Copy all the lines below without altering anything.

BEGIN

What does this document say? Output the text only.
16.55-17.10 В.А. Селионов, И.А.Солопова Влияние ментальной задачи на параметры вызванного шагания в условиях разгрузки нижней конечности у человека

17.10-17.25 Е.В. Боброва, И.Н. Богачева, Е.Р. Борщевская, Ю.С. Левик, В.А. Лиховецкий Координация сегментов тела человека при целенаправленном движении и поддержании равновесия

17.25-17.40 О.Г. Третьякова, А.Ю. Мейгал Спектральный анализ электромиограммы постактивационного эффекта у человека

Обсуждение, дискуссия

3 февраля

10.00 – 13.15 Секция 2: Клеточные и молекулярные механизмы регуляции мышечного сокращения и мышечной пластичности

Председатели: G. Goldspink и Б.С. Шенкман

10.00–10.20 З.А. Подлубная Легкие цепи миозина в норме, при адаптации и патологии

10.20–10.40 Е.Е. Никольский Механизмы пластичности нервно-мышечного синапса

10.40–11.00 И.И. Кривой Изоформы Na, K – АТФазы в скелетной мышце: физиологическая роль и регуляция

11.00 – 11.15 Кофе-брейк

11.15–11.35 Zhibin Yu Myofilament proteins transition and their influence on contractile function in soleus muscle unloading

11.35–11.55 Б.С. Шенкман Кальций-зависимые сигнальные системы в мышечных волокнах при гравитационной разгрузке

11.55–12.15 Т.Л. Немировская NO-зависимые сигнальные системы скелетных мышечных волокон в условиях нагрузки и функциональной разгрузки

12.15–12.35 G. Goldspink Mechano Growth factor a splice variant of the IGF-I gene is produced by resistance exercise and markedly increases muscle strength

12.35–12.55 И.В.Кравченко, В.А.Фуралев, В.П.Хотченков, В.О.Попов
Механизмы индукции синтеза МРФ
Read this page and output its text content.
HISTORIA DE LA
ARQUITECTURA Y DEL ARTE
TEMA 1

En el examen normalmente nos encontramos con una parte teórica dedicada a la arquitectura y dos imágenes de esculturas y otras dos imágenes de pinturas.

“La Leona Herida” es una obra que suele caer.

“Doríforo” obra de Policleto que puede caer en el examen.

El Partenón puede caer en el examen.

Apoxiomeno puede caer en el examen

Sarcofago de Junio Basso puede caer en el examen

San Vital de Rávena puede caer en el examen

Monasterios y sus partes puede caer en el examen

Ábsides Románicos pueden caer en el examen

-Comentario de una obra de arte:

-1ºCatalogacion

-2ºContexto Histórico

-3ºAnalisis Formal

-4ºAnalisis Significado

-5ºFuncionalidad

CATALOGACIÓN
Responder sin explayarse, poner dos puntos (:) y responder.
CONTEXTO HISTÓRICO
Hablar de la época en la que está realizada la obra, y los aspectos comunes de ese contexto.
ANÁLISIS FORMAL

END

*Task result*
What does this document say? Output the text only.
16.55-17.10 В.А. Селионов, И.А.Солопова Влияние ментальной задачи на параметры вызванного шагания в условиях разгрузки нижней конечности у человека

17.10-17.25 Е.В. Боброва, И.Н. Богачева, Е.Р. Борщевская, Ю.С. Левик, В.А. Лиховецкий Координация сегментов тела человека при целенаправленном движении и поддержании равновесия

17.25-17.40 О.Г. Третьякова, А.Ю. Мейгал Спектральный анализ электромиограммы постактивационного эффекта у человека

Обсуждение, дискуссия

3 февраля

10.00 – 13.15 Секция 2: Клеточные и молекулярные механизмы регуляции мышечного сокращения и мышечной пластичности

Председатели: G. Goldspink и Б.С. Шенкман

10.00–10.20 З.А. Подлубная Легкие цепи миозина в норме, при адаптации и патологии

10.20–10.40 Е.Е. Никольский Механизмы пластичности нервно-мышечного синапса

10.40–11.00 И.И. Кривой Изоформы Na, K – АТФазы в скелетной мышце: физиологическая роль и регуляция

11.00 – 11.15 Кофе-брейк

11.15–11.35 Zhibin Yu Myofilament proteins transition and their influence on contractile function in soleus muscle unloading

11.35–11.55 Б.С. Шенкман Кальций-зависимые сигнальные системы в мышечных волокнах при гравитационной разгрузке

11.55–12.15 Т.Л. Немировская NO-зависимые сигнальные системы скелетных мышечных волокон в условиях нагрузки и функциональной разгрузки

12.15–12.35 G. Goldspink Mechano Growth factor a splice variant of the IGF-I gene is produced by resistance exercise and markedly increases muscle strength

12.35–12.55 И.В.Кравченко, В.А.Фуралев, В.П.Хотченков, В.О.Попов
Механизмы индукции синтеза МРФ
Read this page and output its text content.
HISTORIA DE LA
ARQUITECTURA Y DEL ARTE
TEMA 1

En el examen normalmente nos encontramos con una parte teórica dedicada a la arquitectura y dos imágenes de esculturas y otras dos imágenes de pinturas.

“La Leona Herida” es una obra que suele caer.

“Doríforo” obra de Policleto que puede caer en el examen.

El Partenón puede caer en el examen.

Apoxiomeno puede caer en el examen

Sarcofago de Junio Basso puede caer en el examen

San Vital de Rávena puede caer en el examen

Monasterios y sus partes puede caer en el examen

Ábsides Románicos pueden caer en el examen

-Comentario de una obra de arte:

-1ºCatalogacion

-2ºContexto Histórico

-3ºAnalisis Formal

-4ºAnalisis Significado

-5ºFuncionalidad

CATALOGACIÓN
Responder sin explayarse, poner dos puntos (:) y responder.
CONTEXTO HISTÓRICO
Hablar de la época en la que está realizada la obra, y los aspectos comunes de ese contexto.
ANÁLISIS FORMAL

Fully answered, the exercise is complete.